___ DATA ___
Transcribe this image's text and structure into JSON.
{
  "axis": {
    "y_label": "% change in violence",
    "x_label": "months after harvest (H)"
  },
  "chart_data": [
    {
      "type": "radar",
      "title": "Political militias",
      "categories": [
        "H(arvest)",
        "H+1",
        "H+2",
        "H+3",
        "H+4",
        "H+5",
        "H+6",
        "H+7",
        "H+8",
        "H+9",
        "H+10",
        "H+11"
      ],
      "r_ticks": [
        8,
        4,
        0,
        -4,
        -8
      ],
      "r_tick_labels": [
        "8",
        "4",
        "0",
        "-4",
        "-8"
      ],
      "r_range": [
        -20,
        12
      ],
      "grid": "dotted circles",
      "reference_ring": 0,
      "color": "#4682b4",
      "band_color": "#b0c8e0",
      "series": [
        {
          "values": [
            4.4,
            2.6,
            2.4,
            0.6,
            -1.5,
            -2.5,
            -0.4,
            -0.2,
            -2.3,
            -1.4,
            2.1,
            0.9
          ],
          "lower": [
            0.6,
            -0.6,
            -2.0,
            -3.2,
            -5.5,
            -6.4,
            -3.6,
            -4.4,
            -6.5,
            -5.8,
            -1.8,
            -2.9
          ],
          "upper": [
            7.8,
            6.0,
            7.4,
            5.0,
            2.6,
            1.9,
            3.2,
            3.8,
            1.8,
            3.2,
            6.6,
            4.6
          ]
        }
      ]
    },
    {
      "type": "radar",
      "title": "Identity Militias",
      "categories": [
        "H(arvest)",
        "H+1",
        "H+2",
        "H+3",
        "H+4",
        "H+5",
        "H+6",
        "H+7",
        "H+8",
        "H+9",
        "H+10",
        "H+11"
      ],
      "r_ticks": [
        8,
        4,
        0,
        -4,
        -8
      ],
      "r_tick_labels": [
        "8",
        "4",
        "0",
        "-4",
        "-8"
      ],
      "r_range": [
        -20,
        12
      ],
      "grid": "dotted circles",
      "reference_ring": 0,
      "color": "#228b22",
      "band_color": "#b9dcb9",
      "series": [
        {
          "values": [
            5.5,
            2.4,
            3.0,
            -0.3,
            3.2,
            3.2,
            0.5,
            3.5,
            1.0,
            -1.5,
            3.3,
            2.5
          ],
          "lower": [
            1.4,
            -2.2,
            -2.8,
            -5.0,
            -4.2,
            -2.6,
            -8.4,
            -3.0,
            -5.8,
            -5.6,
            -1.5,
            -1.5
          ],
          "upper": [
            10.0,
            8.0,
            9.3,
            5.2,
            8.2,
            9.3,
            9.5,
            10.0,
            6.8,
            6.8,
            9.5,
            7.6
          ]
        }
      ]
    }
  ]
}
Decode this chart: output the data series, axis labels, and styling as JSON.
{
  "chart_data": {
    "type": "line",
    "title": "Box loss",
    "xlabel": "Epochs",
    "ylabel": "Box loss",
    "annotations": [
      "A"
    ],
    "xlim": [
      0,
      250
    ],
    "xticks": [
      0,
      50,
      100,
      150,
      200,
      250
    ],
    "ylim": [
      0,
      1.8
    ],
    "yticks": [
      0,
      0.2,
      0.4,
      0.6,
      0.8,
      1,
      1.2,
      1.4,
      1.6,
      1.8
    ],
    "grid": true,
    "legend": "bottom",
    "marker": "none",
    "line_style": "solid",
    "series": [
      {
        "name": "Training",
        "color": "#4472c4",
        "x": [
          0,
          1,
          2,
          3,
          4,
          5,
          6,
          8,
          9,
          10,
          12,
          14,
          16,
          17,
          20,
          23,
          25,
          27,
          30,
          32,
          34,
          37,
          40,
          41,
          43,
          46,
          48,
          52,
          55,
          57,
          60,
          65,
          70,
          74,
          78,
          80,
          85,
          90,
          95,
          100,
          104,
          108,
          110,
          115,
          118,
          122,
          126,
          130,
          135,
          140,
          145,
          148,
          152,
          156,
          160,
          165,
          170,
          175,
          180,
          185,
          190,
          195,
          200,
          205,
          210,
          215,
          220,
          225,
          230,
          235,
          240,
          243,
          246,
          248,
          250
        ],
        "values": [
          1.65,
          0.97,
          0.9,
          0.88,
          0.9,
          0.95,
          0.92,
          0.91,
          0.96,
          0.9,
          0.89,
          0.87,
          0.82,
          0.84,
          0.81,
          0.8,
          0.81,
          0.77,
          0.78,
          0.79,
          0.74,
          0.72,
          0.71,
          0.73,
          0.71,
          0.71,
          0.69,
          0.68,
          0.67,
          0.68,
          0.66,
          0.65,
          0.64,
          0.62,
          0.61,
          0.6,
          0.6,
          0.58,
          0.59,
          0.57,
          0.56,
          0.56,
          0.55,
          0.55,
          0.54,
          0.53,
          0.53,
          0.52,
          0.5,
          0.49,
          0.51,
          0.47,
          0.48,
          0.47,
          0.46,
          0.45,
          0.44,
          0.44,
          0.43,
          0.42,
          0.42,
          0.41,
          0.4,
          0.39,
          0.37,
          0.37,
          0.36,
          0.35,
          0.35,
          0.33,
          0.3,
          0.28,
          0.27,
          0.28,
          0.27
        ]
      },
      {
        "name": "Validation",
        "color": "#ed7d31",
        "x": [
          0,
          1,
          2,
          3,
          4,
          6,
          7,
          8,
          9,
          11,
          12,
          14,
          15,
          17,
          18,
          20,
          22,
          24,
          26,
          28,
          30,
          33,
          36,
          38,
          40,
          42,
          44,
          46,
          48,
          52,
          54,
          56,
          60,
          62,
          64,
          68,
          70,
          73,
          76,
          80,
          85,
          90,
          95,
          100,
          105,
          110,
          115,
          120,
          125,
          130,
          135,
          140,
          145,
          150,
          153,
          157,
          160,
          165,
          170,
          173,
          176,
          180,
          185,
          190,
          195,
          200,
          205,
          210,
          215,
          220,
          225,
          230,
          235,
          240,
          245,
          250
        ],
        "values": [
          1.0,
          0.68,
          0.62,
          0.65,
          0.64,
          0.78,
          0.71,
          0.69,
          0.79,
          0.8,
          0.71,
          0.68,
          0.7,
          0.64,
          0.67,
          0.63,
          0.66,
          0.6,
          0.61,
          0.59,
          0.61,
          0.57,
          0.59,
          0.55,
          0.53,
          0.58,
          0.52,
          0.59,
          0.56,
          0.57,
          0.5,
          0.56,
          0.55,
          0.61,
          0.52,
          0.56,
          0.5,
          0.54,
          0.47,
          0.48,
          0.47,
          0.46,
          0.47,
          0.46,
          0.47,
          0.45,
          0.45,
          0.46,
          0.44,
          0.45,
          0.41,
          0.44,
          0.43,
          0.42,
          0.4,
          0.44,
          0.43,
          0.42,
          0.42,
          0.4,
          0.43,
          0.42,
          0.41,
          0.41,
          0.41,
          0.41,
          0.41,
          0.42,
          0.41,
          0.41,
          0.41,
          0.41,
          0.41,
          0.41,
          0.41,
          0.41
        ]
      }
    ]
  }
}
___
§ TASK: Select and copy each line from the data that includes the word "this".

§ OUTPUT OF THE EXERCISE:
Transcribe this image's text and structure into JSON.
Decode this chart: output the data series, axis labels, and styling as JSON.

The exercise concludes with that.